** Begin **
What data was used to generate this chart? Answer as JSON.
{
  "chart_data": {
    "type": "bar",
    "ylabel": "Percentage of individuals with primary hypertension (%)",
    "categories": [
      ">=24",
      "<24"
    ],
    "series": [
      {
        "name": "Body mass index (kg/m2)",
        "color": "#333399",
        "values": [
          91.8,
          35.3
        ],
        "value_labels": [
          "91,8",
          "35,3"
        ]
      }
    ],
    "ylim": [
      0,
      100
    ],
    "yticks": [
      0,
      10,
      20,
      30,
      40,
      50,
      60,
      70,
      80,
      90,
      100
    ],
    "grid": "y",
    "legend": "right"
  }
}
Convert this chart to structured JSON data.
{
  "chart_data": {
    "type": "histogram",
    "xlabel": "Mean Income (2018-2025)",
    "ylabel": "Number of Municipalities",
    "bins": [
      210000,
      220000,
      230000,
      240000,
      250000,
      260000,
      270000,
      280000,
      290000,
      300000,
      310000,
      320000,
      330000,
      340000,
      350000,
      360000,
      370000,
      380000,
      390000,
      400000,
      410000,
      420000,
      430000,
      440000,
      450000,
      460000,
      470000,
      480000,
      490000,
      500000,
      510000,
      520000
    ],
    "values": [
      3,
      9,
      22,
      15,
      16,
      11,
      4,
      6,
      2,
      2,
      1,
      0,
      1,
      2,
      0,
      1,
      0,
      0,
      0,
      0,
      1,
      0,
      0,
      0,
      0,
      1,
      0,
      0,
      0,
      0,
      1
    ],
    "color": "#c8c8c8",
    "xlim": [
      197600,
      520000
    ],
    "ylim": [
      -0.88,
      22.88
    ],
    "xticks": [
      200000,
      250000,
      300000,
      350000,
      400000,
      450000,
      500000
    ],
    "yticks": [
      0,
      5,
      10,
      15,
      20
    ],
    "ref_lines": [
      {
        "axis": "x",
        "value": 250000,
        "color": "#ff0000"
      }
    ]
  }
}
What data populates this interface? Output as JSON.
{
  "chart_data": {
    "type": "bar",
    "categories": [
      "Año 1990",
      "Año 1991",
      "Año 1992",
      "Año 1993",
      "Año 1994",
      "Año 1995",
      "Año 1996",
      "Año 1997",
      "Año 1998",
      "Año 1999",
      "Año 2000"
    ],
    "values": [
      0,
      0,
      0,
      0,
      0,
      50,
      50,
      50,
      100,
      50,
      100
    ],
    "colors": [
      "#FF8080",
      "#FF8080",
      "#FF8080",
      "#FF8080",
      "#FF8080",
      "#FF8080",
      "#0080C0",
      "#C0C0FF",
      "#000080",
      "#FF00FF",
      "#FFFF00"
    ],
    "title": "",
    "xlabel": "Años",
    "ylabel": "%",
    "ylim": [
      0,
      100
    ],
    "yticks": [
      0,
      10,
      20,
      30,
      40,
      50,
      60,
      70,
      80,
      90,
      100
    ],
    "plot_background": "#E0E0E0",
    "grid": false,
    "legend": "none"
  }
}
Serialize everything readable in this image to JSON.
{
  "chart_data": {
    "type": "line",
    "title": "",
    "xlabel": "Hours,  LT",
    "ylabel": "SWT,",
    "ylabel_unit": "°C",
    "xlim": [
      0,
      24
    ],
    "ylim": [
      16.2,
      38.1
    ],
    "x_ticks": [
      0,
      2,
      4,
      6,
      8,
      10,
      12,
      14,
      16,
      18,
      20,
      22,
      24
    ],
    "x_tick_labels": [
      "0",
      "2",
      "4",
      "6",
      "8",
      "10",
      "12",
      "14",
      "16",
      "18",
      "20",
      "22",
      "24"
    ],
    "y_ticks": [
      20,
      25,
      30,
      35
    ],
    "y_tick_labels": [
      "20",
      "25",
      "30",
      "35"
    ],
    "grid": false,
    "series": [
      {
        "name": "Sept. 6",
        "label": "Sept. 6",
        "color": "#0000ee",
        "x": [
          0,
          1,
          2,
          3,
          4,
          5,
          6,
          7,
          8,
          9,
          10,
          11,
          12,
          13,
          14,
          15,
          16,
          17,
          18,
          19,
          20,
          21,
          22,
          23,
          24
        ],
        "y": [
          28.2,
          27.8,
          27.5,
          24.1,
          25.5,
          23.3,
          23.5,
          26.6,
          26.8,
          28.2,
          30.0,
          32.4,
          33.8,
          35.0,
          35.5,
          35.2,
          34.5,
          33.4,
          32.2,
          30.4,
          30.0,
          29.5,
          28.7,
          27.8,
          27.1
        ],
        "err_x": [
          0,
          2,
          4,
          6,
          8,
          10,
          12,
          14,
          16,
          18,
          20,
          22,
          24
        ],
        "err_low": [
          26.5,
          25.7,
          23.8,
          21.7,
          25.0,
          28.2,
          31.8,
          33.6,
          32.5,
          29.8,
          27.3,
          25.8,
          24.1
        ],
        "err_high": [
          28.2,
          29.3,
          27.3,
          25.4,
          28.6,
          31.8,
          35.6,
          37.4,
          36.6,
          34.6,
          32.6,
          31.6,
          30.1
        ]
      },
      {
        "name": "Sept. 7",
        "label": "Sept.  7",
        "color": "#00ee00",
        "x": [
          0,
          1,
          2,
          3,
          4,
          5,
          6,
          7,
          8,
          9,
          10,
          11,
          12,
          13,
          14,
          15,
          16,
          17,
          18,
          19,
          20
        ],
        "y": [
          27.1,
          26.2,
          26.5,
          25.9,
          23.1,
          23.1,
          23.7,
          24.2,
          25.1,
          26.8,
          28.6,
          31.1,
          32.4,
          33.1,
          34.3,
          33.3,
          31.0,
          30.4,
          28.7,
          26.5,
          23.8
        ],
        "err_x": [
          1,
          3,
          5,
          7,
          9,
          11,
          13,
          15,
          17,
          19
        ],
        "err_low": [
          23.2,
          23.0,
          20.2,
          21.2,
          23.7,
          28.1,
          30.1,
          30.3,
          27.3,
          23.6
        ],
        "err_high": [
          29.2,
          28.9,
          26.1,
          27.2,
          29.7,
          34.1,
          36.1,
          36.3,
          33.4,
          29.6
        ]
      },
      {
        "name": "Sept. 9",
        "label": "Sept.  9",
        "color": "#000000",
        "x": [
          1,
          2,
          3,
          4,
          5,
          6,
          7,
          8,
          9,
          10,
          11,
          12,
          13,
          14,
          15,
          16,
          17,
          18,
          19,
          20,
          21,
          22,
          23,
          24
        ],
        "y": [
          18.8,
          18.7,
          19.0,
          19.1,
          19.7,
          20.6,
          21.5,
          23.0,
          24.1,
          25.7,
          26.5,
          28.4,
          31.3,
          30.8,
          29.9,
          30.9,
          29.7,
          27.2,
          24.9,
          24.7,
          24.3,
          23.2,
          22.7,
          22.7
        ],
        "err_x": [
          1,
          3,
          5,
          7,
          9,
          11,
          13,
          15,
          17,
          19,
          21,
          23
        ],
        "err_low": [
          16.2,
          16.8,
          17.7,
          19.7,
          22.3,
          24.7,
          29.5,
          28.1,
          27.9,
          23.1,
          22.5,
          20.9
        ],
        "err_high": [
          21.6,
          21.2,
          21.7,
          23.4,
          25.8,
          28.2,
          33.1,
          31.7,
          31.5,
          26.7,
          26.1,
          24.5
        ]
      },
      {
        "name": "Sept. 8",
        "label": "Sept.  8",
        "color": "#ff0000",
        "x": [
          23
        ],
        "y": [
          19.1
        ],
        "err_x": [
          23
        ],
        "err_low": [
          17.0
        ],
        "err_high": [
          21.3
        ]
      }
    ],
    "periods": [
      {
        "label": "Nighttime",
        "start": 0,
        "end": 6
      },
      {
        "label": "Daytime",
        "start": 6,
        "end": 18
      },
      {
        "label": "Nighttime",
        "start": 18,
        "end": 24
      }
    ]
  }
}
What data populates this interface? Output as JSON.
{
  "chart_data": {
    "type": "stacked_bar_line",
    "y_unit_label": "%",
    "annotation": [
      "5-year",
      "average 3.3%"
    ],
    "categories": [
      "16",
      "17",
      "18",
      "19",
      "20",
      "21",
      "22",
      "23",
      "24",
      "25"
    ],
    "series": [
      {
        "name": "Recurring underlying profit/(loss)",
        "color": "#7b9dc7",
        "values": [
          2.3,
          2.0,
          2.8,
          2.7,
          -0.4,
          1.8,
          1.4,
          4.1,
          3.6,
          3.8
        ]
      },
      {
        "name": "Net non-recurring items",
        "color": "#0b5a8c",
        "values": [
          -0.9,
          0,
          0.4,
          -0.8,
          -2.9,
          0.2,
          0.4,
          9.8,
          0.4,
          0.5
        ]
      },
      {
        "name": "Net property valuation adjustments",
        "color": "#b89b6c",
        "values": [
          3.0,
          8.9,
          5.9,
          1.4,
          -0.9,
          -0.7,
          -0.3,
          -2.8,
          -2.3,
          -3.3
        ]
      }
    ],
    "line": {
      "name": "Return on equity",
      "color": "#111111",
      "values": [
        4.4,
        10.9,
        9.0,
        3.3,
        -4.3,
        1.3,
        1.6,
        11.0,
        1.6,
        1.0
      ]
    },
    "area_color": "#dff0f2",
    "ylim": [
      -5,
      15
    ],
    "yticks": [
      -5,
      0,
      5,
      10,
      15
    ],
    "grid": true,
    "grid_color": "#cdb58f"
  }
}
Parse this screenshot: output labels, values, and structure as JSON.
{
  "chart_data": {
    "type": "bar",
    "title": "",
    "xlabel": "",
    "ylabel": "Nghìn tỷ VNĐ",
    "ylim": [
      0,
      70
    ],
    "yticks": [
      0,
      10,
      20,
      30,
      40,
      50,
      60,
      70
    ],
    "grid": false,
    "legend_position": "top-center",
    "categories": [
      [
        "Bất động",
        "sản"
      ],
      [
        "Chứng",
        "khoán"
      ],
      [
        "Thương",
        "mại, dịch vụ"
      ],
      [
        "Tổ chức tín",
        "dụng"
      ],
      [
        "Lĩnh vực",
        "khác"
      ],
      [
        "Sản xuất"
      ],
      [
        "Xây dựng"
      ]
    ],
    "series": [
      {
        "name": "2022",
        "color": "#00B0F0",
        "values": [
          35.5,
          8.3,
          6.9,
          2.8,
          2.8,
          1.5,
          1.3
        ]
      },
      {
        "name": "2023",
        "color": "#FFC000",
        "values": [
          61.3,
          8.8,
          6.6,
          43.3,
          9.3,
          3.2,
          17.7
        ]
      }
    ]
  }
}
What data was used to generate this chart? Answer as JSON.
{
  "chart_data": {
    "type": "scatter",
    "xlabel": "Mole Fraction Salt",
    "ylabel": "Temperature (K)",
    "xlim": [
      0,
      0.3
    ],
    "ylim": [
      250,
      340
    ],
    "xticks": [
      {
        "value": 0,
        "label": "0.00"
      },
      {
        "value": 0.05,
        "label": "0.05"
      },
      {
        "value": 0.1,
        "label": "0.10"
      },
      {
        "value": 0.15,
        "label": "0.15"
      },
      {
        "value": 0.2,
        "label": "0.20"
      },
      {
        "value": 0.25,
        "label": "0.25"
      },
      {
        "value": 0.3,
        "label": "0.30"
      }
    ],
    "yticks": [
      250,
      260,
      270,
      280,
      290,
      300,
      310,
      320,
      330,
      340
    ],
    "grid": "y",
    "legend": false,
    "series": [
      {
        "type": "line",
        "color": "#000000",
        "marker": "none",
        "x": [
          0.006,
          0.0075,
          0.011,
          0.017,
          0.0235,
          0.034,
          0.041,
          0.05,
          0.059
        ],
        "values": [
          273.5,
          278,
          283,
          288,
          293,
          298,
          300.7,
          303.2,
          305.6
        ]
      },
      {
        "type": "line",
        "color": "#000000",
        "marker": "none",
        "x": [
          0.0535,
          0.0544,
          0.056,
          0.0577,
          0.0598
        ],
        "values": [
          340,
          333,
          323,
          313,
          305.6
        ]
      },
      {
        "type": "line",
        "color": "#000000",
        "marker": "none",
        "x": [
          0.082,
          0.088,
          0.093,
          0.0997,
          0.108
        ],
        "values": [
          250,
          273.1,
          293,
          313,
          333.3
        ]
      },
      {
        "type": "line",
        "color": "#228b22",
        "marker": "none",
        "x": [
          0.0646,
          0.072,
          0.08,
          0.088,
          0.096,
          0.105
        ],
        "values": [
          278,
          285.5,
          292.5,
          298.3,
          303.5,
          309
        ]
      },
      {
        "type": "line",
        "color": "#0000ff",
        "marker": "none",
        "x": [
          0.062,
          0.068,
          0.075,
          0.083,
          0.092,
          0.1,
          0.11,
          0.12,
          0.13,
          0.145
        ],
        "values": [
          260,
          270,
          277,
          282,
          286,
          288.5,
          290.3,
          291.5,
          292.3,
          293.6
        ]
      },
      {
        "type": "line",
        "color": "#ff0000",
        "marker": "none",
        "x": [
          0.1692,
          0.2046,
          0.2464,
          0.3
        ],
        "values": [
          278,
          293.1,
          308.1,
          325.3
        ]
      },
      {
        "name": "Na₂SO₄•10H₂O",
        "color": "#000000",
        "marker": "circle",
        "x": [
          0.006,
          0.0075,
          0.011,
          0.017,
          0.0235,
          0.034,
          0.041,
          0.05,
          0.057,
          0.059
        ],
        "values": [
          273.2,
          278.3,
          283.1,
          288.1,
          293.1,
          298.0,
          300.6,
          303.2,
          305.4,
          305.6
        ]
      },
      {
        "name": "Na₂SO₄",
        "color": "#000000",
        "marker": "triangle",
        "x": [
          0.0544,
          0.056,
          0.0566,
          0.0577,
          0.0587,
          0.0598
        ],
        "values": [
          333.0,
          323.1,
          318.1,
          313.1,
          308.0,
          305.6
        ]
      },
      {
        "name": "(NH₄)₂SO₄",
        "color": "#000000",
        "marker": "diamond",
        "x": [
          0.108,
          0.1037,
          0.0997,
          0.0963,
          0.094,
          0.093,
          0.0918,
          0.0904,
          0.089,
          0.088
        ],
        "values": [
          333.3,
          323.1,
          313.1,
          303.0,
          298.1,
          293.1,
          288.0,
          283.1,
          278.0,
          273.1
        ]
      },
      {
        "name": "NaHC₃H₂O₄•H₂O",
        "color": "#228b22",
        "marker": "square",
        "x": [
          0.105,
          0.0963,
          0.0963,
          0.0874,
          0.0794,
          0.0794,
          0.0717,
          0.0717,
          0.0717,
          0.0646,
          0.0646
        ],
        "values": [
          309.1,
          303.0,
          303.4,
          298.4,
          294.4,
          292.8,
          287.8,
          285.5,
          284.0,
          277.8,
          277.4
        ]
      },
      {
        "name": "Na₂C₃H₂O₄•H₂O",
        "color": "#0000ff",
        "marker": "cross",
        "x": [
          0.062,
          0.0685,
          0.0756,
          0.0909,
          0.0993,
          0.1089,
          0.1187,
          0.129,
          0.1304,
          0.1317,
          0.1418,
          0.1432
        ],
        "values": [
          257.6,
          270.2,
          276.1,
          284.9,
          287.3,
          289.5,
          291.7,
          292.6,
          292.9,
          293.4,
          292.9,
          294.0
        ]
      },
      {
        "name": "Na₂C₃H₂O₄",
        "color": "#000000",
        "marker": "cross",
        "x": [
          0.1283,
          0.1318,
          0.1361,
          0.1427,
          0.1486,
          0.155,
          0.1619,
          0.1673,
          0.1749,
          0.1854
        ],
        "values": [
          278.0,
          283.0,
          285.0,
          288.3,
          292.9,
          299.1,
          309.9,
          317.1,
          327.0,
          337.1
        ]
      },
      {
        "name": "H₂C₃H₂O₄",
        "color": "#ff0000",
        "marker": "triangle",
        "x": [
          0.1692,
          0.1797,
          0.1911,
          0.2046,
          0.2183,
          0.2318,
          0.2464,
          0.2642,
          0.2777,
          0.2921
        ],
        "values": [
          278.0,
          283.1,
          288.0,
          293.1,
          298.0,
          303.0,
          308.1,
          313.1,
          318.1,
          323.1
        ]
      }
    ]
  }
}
** End **
» THE EXERCISE
Using the entries above, return each line that includes the word "this".

» ANSWER
What data was used to generate this chart? Answer as JSON.
Convert this chart to structured JSON data.
What data populates this interface? Output as JSON.
Serialize everything readable in this image to JSON.
What data populates this interface? Output as JSON.
Parse this screenshot: output labels, values, and structure as JSON.
What data was used to generate this chart? Answer as JSON.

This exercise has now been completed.